**REQUIRED TASK**:
Copy out every line of the material below without changing a character, but leave out the pictures.

[Start GIVEN DATA]

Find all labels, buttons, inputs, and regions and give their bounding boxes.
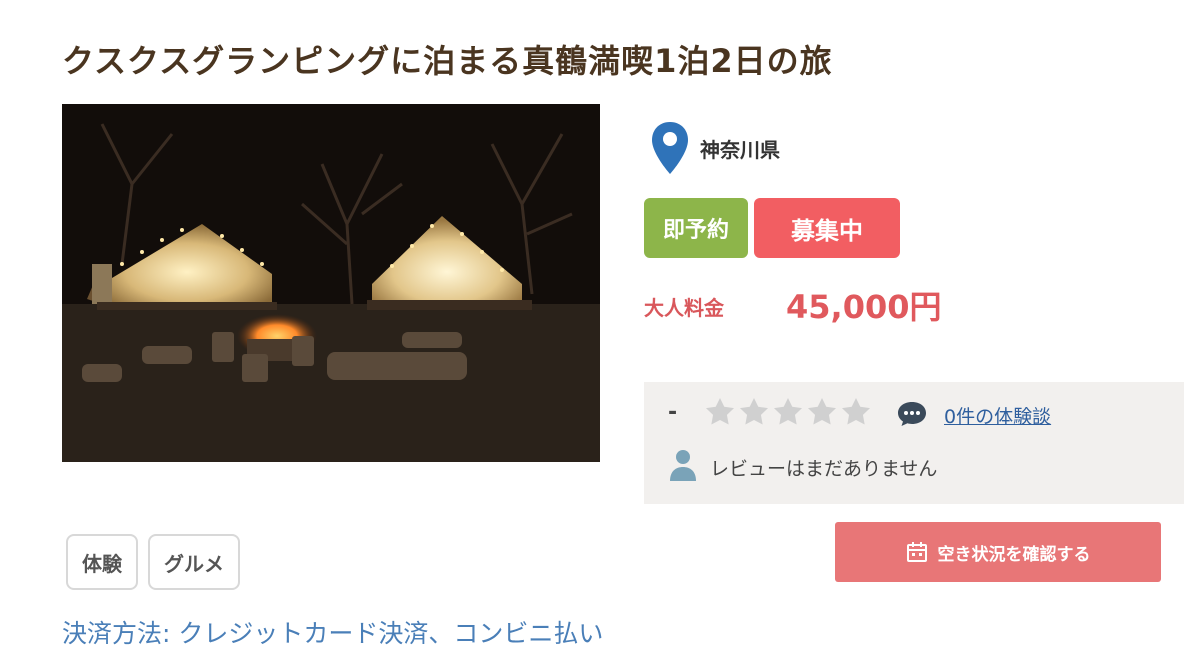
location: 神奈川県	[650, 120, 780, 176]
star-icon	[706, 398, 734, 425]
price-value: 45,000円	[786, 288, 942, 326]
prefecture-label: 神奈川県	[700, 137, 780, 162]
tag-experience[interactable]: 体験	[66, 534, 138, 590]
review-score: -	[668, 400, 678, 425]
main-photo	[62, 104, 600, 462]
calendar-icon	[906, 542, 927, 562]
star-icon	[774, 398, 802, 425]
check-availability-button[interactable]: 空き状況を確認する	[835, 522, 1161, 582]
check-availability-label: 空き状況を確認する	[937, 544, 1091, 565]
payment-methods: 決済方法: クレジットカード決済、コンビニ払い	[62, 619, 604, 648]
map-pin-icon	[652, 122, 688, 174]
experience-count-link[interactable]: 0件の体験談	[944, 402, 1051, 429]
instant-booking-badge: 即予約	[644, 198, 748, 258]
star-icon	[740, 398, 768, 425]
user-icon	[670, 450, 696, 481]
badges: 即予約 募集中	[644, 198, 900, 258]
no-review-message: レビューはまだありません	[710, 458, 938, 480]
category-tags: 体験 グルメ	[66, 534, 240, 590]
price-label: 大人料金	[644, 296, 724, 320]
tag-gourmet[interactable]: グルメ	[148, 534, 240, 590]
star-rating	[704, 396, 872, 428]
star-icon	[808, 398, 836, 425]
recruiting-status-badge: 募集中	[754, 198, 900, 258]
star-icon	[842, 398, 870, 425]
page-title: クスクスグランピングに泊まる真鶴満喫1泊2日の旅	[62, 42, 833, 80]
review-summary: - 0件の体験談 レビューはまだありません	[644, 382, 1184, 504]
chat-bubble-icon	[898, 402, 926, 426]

[End GIVEN DATA]

**TASK SOLUTION**:
Find all labels, buttons, inputs, and regions and give their bounding boxes.
location: 神奈川県	[650, 120, 780, 176]
star-icon	[706, 398, 734, 425]
price-value: 45,000円	[786, 288, 942, 326]
prefecture-label: 神奈川県	[700, 137, 780, 162]
tag-experience[interactable]: 体験	[66, 534, 138, 590]
review-score: -	[668, 400, 678, 425]
main-photo	[62, 104, 600, 462]
calendar-icon	[906, 542, 927, 562]
star-icon	[774, 398, 802, 425]
check-availability-button[interactable]: 空き状況を確認する	[835, 522, 1161, 582]
check-availability-label: 空き状況を確認する	[937, 544, 1091, 565]
payment-methods: 決済方法: クレジットカード決済、コンビニ払い	[62, 619, 604, 648]
map-pin-icon	[652, 122, 688, 174]
experience-count-link[interactable]: 0件の体験談	[944, 402, 1051, 429]
instant-booking-badge: 即予約	[644, 198, 748, 258]
star-icon	[740, 398, 768, 425]
user-icon	[670, 450, 696, 481]
badges: 即予約 募集中	[644, 198, 900, 258]
no-review-message: レビューはまだありません	[710, 458, 938, 480]
category-tags: 体験 グルメ	[66, 534, 240, 590]
price-label: 大人料金	[644, 296, 724, 320]
tag-gourmet[interactable]: グルメ	[148, 534, 240, 590]
star-rating	[704, 396, 872, 428]
star-icon	[808, 398, 836, 425]
recruiting-status-badge: 募集中	[754, 198, 900, 258]
star-icon	[842, 398, 870, 425]
page-title: クスクスグランピングに泊まる真鶴満喫1泊2日の旅	[62, 42, 833, 80]
review-summary: - 0件の体験談 レビューはまだありません	[644, 382, 1184, 504]
chat-bubble-icon	[898, 402, 926, 426]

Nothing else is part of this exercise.